--- TASK DETAILS ---
Only the pictures are to be left out; set down the rest of the records exactly.

= = = = = = =

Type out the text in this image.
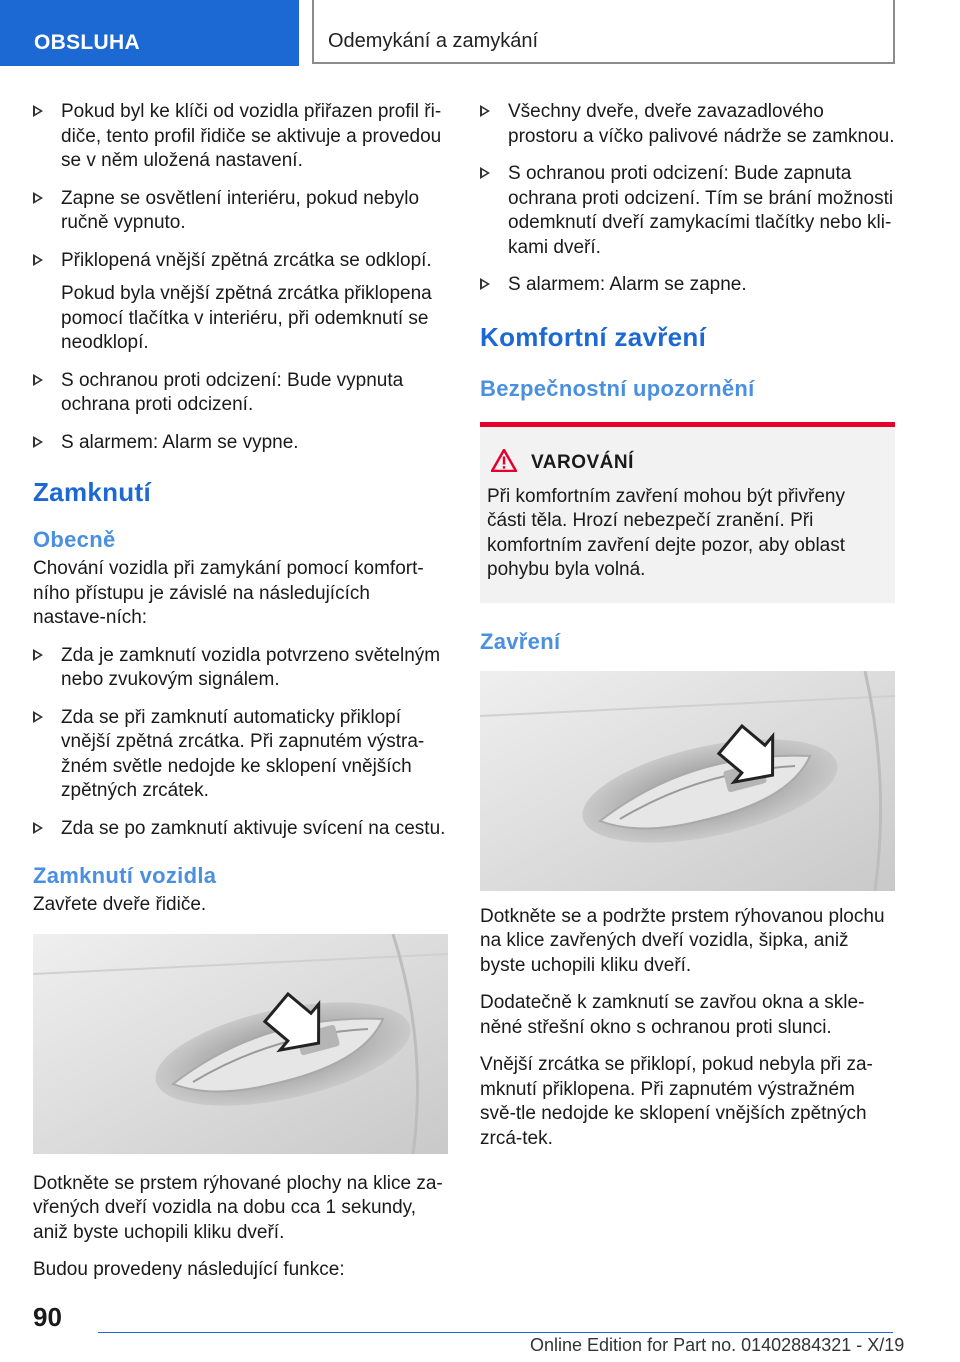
OBSLUHA	Odemykání a zamykání
Pokud byl ke klíči od vozidla přiřazen profil ři-diče, tento profil řidiče se aktivuje a provedou se v něm uložená nastavení.
Zapne se osvětlení interiéru, pokud nebylo ručně vypnuto.
Přiklopená vnější zpětná zrcátka se odklopí.

Pokud byla vnější zpětná zrcátka přiklopena pomocí tlačítka v interiéru, při odemknutí se neodklopí.

S ochranou proti odcizení: Bude vypnuta ochrana proti odcizení.
S alarmem: Alarm se vypne.
Zamknutí
Obecně

Chování vozidla při zamykání pomocí komfort-ního přístupu je závislé na následujících nastave-ních:

Zda je zamknutí vozidla potvrzeno světelným nebo zvukovým signálem.
Zda se při zamknutí automaticky přiklopí vnější zpětná zrcátka. Při zapnutém výstra-žném světle nedojde ke sklopení vnějších zpětných zrcátek.
Zda se po zamknutí aktivuje svícení na cestu.
Zamknutí vozidla

Zavřete dveře řidiče.

Dotkněte se prstem rýhované plochy na klice za-vřených dveří vozidla na dobu cca 1 sekundy, aniž byste uchopili kliku dveří.

Budou provedeny následující funkce:

Všechny dveře, dveře zavazadlového prostoru a víčko palivové nádrže se zamknou.
S ochranou proti odcizení: Bude zapnuta ochrana proti odcizení. Tím se brání možnosti odemknutí dveří zamykacími tlačítky nebo kli-kami dveří.
S alarmem: Alarm se zapne.
Komfortní zavření
Bezpečnostní upozornění
VAROVÁNÍ

Při komfortním zavření mohou být přivřeny části těla. Hrozí nebezpečí zranění. Při komfortním zavření dejte pozor, aby oblast pohybu byla volná.

Zavření

Dotkněte se a podržte prstem rýhovanou plochu na klice zavřených dveří vozidla, šipka, aniž byste uchopili kliku dveří.

Dodatečně k zamknutí se zavřou okna a skle-něné střešní okno s ochranou proti slunci.

Vnější zrcátka se přiklopí, pokud nebyla při za-mknutí přiklopena. Při zapnutém výstražném svě-tle nedojde ke sklopení vnějších zpětných zrcá-tek.

90
Online Edition for Part no. 01402884321 - X/19
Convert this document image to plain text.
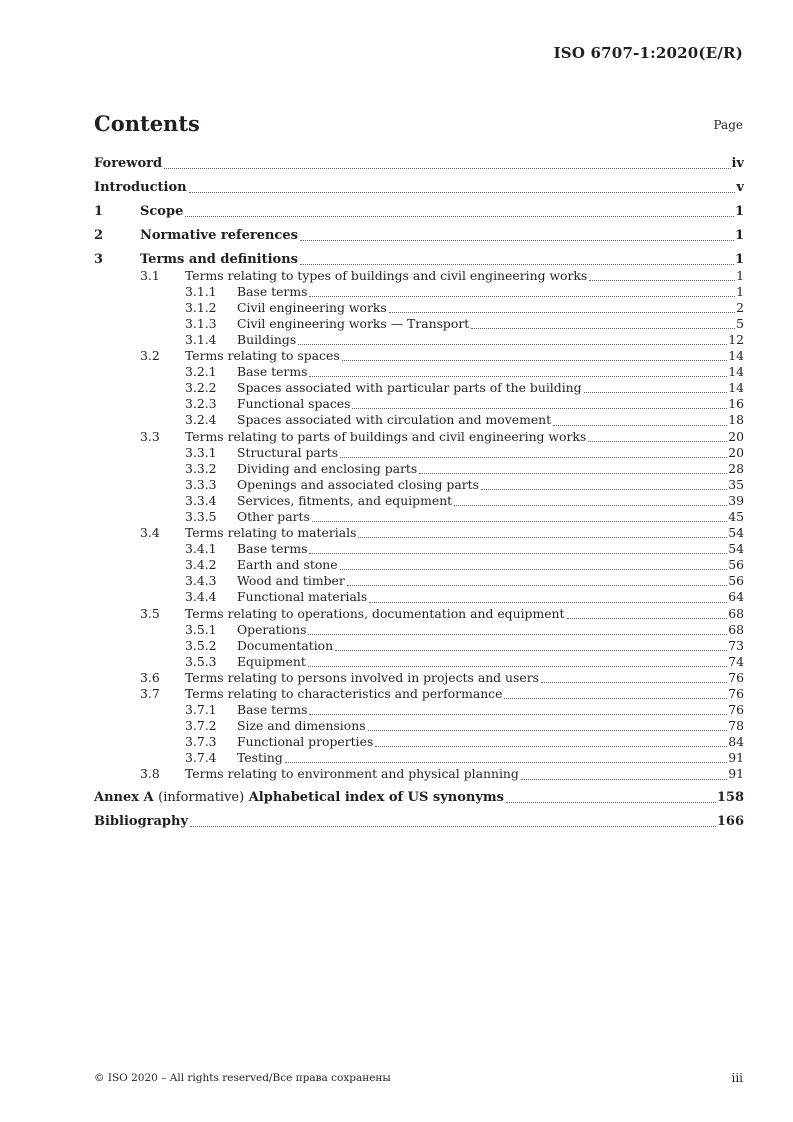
ISO 6707-1:2020(E/R)
Contents	Page
Foreword	iv
Introduction	v
1	Scope	1
2	Normative references	1
3	Terms and definitions	1
3.1	Terms relating to types of buildings and civil engineering works	1
3.1.1	Base terms	1
3.1.2	Civil engineering works	2
3.1.3	Civil engineering works — Transport	5
3.1.4	Buildings	12
3.2	Terms relating to spaces	14
3.2.1	Base terms	14
3.2.2	Spaces associated with particular parts of the building	14
3.2.3	Functional spaces	16
3.2.4	Spaces associated with circulation and movement	18
3.3	Terms relating to parts of buildings and civil engineering works	20
3.3.1	Structural parts	20
3.3.2	Dividing and enclosing parts	28
3.3.3	Openings and associated closing parts	35
3.3.4	Services, fitments, and equipment	39
3.3.5	Other parts	45
3.4	Terms relating to materials	54
3.4.1	Base terms	54
3.4.2	Earth and stone	56
3.4.3	Wood and timber	56
3.4.4	Functional materials	64
3.5	Terms relating to operations, documentation and equipment	68
3.5.1	Operations	68
3.5.2	Documentation	73
3.5.3	Equipment	74
3.6	Terms relating to persons involved in projects and users	76
3.7	Terms relating to characteristics and performance	76
3.7.1	Base terms	76
3.7.2	Size and dimensions	78
3.7.3	Functional properties	84
3.7.4	Testing	91
3.8	Terms relating to environment and physical planning	91
Annex A (informative) Alphabetical index of US synonyms	158
Bibliography	166
© ISO 2020 – All rights reserved/Все права сохранены	iii
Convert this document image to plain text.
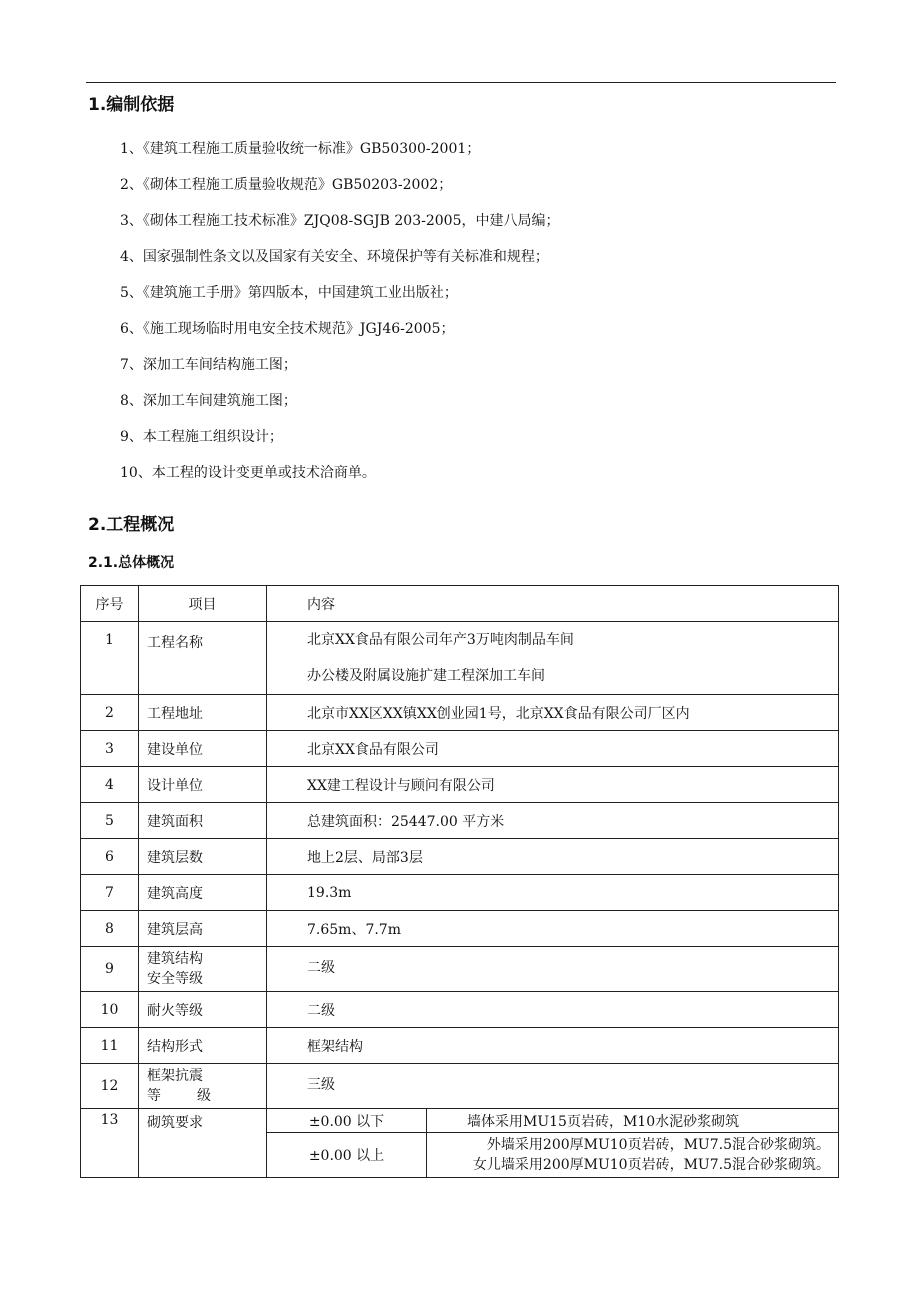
1.编制依据
1、《建筑工程施工质量验收统一标准》GB50300-2001；
2、《砌体工程施工质量验收规范》GB50203-2002；
3、《砌体工程施工技术标准》ZJQ08-SGJB 203-2005，中建八局编；
4、国家强制性条文以及国家有关安全、环境保护等有关标准和规程；
5、《建筑施工手册》第四版本，中国建筑工业出版社；
6、《施工现场临时用电安全技术规范》JGJ46-2005；
7、深加工车间结构施工图；
8、深加工车间建筑施工图；
9、本工程施工组织设计；
10、本工程的设计变更单或技术洽商单。
2.工程概况
2.1.总体概况
序号	项目	内容	
1	工程名称	北京XX食品有限公司年产3万吨肉制品车间
办公楼及附属设施扩建工程深加工车间	

2	工程地址	北京市XX区XX镇XX创业园1号，北京XX食品有限公司厂区内	
3	建设单位	北京XX食品有限公司	
4	设计单位	XX建工程设计与顾问有限公司	
5	建筑面积	总建筑面积：25447.00 平方米	
6	建筑层数	地上2层、局部3层	
7	建筑高度	19.3m	
8	建筑层高	7.65m、7.7m	
9	建筑结构
安全等级	二级	
10	耐火等级	二级	
11	结构形式	框架结构	
12	框架抗震
等 级	三级	
13	砌筑要求	±0.00 以下	墙体采用MU15页岩砖，M10水泥砂浆砌筑
		±0.00 以上	外墙采用200厚MU10页岩砖，MU7.5混合砂浆砌筑。
女儿墙采用200厚MU10页岩砖，MU7.5混合砂浆砌筑。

= = = = = = =

--- COMPLETED EXERCISE ---
Type out the text in this image.
OBSLUHA	Odemykání a zamykání
Pokud byl ke klíči od vozidla přiřazen profil ři-diče, tento profil řidiče se aktivuje a provedou se v něm uložená nastavení.
Zapne se osvětlení interiéru, pokud nebylo ručně vypnuto.
Přiklopená vnější zpětná zrcátka se odklopí.

Pokud byla vnější zpětná zrcátka přiklopena pomocí tlačítka v interiéru, při odemknutí se neodklopí.

S ochranou proti odcizení: Bude vypnuta ochrana proti odcizení.
S alarmem: Alarm se vypne.
Zamknutí
Obecně

Chování vozidla při zamykání pomocí komfort-ního přístupu je závislé na následujících nastave-ních:

Zda je zamknutí vozidla potvrzeno světelným nebo zvukovým signálem.
Zda se při zamknutí automaticky přiklopí vnější zpětná zrcátka. Při zapnutém výstra-žném světle nedojde ke sklopení vnějších zpětných zrcátek.
Zda se po zamknutí aktivuje svícení na cestu.
Zamknutí vozidla

Zavřete dveře řidiče.

Dotkněte se prstem rýhované plochy na klice za-vřených dveří vozidla na dobu cca 1 sekundy, aniž byste uchopili kliku dveří.

Budou provedeny následující funkce:

Všechny dveře, dveře zavazadlového prostoru a víčko palivové nádrže se zamknou.
S ochranou proti odcizení: Bude zapnuta ochrana proti odcizení. Tím se brání možnosti odemknutí dveří zamykacími tlačítky nebo kli-kami dveří.
S alarmem: Alarm se zapne.
Komfortní zavření
Bezpečnostní upozornění
VAROVÁNÍ

Při komfortním zavření mohou být přivřeny části těla. Hrozí nebezpečí zranění. Při komfortním zavření dejte pozor, aby oblast pohybu byla volná.

Zavření

Dotkněte se a podržte prstem rýhovanou plochu na klice zavřených dveří vozidla, šipka, aniž byste uchopili kliku dveří.

Dodatečně k zamknutí se zavřou okna a skle-něné střešní okno s ochranou proti slunci.

Vnější zrcátka se přiklopí, pokud nebyla při za-mknutí přiklopena. Při zapnutém výstražném svě-tle nedojde ke sklopení vnějších zpětných zrcá-tek.

90
Online Edition for Part no. 01402884321 - X/19
Convert this document image to plain text.
ISO 6707-1:2020(E/R)
Contents	Page
Foreword	iv
Introduction	v
1	Scope	1
2	Normative references	1
3	Terms and definitions	1
3.1	Terms relating to types of buildings and civil engineering works	1
3.1.1	Base terms	1
3.1.2	Civil engineering works	2
3.1.3	Civil engineering works — Transport	5
3.1.4	Buildings	12
3.2	Terms relating to spaces	14
3.2.1	Base terms	14
3.2.2	Spaces associated with particular parts of the building	14
3.2.3	Functional spaces	16
3.2.4	Spaces associated with circulation and movement	18
3.3	Terms relating to parts of buildings and civil engineering works	20
3.3.1	Structural parts	20
3.3.2	Dividing and enclosing parts	28
3.3.3	Openings and associated closing parts	35
3.3.4	Services, fitments, and equipment	39
3.3.5	Other parts	45
3.4	Terms relating to materials	54
3.4.1	Base terms	54
3.4.2	Earth and stone	56
3.4.3	Wood and timber	56
3.4.4	Functional materials	64
3.5	Terms relating to operations, documentation and equipment	68
3.5.1	Operations	68
3.5.2	Documentation	73
3.5.3	Equipment	74
3.6	Terms relating to persons involved in projects and users	76
3.7	Terms relating to characteristics and performance	76
3.7.1	Base terms	76
3.7.2	Size and dimensions	78
3.7.3	Functional properties	84
3.7.4	Testing	91
3.8	Terms relating to environment and physical planning	91
Annex A (informative) Alphabetical index of US synonyms	158
Bibliography	166
© ISO 2020 – All rights reserved/Все права сохранены	iii
Convert this document image to plain text.
1.编制依据
1、《建筑工程施工质量验收统一标准》GB50300-2001；
2、《砌体工程施工质量验收规范》GB50203-2002；
3、《砌体工程施工技术标准》ZJQ08-SGJB 203-2005，中建八局编；
4、国家强制性条文以及国家有关安全、环境保护等有关标准和规程；
5、《建筑施工手册》第四版本，中国建筑工业出版社；
6、《施工现场临时用电安全技术规范》JGJ46-2005；
7、深加工车间结构施工图；
8、深加工车间建筑施工图；
9、本工程施工组织设计；
10、本工程的设计变更单或技术洽商单。
2.工程概况
2.1.总体概况
序号	项目	内容	
1	工程名称	北京XX食品有限公司年产3万吨肉制品车间
办公楼及附属设施扩建工程深加工车间	

2	工程地址	北京市XX区XX镇XX创业园1号，北京XX食品有限公司厂区内	
3	建设单位	北京XX食品有限公司	
4	设计单位	XX建工程设计与顾问有限公司	
5	建筑面积	总建筑面积：25447.00 平方米	
6	建筑层数	地上2层、局部3层	
7	建筑高度	19.3m	
8	建筑层高	7.65m、7.7m	
9	建筑结构
安全等级	二级	
10	耐火等级	二级	
11	结构形式	框架结构	
12	框架抗震
等 级	三级	
13	砌筑要求	±0.00 以下	墙体采用MU15页岩砖，M10水泥砂浆砌筑
		±0.00 以上	外墙采用200厚MU10页岩砖，MU7.5混合砂浆砌筑。
女儿墙采用200厚MU10页岩砖，MU7.5混合砂浆砌筑。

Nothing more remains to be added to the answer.